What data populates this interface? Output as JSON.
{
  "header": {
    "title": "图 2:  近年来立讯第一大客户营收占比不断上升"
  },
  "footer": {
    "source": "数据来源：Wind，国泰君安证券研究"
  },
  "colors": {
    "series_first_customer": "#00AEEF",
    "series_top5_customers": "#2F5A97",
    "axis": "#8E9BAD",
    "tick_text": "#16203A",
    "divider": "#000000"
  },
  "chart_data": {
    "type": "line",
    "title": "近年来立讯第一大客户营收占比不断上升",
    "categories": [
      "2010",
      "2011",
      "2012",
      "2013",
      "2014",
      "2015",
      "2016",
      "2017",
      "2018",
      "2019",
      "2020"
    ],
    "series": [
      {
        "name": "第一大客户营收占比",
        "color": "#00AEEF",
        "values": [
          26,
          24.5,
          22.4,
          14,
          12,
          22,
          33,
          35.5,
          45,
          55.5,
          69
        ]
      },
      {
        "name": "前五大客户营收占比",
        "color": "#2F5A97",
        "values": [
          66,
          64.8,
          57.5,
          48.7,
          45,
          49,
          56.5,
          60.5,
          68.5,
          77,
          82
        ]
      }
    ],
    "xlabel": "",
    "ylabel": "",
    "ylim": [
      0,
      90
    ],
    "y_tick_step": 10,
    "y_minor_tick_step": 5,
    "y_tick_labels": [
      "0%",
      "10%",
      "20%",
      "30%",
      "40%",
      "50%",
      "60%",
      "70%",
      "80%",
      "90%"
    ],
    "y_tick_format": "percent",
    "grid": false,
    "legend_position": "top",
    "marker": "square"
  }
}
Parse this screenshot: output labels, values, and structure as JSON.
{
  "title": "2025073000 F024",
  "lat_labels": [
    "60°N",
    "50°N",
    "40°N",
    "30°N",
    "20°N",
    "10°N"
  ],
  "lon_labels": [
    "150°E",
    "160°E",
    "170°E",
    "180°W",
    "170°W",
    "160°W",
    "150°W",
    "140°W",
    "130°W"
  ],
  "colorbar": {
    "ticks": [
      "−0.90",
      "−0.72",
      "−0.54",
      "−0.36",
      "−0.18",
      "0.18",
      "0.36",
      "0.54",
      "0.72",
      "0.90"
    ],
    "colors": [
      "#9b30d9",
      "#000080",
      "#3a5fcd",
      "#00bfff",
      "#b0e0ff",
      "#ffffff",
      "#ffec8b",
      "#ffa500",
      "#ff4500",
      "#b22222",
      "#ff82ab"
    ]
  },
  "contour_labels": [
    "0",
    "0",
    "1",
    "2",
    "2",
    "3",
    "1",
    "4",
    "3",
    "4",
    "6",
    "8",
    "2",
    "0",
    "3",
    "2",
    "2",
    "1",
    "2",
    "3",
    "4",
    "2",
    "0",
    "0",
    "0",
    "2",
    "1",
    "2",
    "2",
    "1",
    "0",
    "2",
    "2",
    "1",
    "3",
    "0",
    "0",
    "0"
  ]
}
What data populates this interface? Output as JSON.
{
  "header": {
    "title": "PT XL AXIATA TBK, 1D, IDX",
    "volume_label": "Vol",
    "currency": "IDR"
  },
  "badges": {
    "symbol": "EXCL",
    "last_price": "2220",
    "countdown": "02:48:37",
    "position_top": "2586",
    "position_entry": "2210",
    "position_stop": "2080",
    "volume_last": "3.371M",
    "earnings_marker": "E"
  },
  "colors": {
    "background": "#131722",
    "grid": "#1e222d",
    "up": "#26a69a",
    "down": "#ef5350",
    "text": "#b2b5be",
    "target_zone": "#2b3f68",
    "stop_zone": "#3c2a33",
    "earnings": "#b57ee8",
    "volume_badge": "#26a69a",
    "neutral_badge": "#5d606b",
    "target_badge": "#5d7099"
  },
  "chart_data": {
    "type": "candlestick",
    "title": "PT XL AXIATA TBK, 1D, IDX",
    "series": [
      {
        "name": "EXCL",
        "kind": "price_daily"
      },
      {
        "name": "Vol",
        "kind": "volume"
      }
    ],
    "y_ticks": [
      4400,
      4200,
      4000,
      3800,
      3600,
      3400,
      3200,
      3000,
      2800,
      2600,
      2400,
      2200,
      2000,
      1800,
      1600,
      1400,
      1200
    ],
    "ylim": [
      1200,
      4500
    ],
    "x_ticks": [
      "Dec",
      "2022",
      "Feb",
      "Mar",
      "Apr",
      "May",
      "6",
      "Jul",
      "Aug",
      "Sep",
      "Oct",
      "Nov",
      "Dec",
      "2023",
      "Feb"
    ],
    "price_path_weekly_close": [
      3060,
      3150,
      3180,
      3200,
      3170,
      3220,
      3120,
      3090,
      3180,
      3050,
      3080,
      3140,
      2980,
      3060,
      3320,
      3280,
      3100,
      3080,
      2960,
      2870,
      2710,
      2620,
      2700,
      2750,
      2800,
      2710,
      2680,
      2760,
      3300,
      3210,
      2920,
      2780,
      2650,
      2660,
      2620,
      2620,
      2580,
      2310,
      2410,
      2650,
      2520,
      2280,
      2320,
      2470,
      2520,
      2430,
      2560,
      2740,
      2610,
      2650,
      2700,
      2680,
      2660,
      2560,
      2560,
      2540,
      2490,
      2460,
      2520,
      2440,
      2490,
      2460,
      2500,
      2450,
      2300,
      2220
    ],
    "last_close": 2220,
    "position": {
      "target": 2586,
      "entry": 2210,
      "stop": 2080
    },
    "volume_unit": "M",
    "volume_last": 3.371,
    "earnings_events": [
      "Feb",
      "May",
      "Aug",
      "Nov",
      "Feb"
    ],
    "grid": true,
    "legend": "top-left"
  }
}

▸ To do:
Go through the entries above and pull out each line with "name" in it.

▸ Output for this task:
        "name": "第一大客户营收占比",
        "name": "前五大客户营收占比",
        "name": "EXCL",
        "name": "Vol",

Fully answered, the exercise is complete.